Assigned task
Among the entries below, find every line that contains the string "reported", then copy it.

Interface dataset entries:
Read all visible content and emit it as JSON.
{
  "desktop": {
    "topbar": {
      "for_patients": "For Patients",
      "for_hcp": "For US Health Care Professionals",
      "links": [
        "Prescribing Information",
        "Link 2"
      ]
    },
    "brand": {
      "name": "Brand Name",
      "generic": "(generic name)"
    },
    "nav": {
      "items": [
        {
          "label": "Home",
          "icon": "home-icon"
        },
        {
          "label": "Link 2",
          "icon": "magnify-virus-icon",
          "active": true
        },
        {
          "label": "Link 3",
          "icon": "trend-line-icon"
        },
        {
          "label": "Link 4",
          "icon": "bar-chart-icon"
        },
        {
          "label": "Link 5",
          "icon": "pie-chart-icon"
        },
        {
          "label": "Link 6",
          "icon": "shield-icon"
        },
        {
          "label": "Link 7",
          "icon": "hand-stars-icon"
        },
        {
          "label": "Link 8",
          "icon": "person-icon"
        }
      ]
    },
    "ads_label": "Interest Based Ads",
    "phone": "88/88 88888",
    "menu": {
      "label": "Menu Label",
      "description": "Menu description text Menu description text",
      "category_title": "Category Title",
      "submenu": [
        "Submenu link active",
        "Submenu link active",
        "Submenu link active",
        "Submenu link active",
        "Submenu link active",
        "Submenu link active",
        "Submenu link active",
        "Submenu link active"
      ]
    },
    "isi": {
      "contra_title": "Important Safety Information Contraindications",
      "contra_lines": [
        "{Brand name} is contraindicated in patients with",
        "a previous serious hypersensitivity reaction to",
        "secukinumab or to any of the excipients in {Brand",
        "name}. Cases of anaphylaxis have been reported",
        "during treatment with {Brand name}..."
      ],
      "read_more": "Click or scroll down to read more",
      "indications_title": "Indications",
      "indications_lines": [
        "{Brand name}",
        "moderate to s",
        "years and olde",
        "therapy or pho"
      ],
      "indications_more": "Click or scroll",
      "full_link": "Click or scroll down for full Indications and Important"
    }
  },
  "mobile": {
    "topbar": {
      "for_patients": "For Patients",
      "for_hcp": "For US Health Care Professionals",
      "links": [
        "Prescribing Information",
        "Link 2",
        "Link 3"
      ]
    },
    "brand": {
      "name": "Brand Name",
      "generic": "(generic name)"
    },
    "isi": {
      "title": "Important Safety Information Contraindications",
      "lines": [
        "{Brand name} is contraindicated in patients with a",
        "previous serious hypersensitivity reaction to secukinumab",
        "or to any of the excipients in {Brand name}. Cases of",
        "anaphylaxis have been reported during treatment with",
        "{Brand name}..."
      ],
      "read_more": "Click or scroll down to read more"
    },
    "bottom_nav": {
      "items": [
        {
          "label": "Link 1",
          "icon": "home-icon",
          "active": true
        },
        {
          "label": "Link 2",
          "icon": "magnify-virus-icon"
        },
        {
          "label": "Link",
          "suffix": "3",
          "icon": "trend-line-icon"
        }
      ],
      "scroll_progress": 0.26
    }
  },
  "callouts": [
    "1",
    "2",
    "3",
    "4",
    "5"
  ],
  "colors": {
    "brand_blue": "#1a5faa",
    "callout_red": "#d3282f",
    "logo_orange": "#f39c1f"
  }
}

Finished task
        "name}. Cases of anaphylaxis have been reported",
        "anaphylaxis have been reported during treatment with",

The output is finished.